**OBJECTIVE**
Write out all entries word for word.

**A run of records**
— START —

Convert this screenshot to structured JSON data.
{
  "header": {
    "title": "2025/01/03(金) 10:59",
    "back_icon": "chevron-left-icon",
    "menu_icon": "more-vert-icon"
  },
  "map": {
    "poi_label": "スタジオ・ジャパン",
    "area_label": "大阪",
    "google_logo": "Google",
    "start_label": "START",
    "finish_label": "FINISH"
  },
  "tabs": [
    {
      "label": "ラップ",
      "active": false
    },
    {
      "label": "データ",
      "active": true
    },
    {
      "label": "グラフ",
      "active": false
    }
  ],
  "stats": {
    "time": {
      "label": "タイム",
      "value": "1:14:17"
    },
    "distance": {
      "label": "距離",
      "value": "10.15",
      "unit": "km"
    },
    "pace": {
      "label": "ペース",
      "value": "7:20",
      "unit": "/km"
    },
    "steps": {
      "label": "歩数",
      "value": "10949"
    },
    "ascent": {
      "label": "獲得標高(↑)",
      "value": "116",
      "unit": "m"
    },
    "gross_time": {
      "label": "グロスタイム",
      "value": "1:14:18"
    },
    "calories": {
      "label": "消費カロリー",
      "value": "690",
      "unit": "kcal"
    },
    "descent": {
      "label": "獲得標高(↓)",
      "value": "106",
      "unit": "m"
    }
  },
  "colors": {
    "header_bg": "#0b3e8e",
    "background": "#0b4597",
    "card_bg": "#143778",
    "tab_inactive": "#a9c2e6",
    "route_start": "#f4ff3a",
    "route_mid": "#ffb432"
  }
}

— END —

**SOLUTION TO THE PROBLEM**
Convert this screenshot to structured JSON data.
{
  "header": {
    "title": "2025/01/03(金) 10:59",
    "back_icon": "chevron-left-icon",
    "menu_icon": "more-vert-icon"
  },
  "map": {
    "poi_label": "スタジオ・ジャパン",
    "area_label": "大阪",
    "google_logo": "Google",
    "start_label": "START",
    "finish_label": "FINISH"
  },
  "tabs": [
    {
      "label": "ラップ",
      "active": false
    },
    {
      "label": "データ",
      "active": true
    },
    {
      "label": "グラフ",
      "active": false
    }
  ],
  "stats": {
    "time": {
      "label": "タイム",
      "value": "1:14:17"
    },
    "distance": {
      "label": "距離",
      "value": "10.15",
      "unit": "km"
    },
    "pace": {
      "label": "ペース",
      "value": "7:20",
      "unit": "/km"
    },
    "steps": {
      "label": "歩数",
      "value": "10949"
    },
    "ascent": {
      "label": "獲得標高(↑)",
      "value": "116",
      "unit": "m"
    },
    "gross_time": {
      "label": "グロスタイム",
      "value": "1:14:18"
    },
    "calories": {
      "label": "消費カロリー",
      "value": "690",
      "unit": "kcal"
    },
    "descent": {
      "label": "獲得標高(↓)",
      "value": "106",
      "unit": "m"
    }
  },
  "colors": {
    "header_bg": "#0b3e8e",
    "background": "#0b4597",
    "card_bg": "#143778",
    "tab_inactive": "#a9c2e6",
    "route_start": "#f4ff3a",
    "route_mid": "#ffb432"
  }
}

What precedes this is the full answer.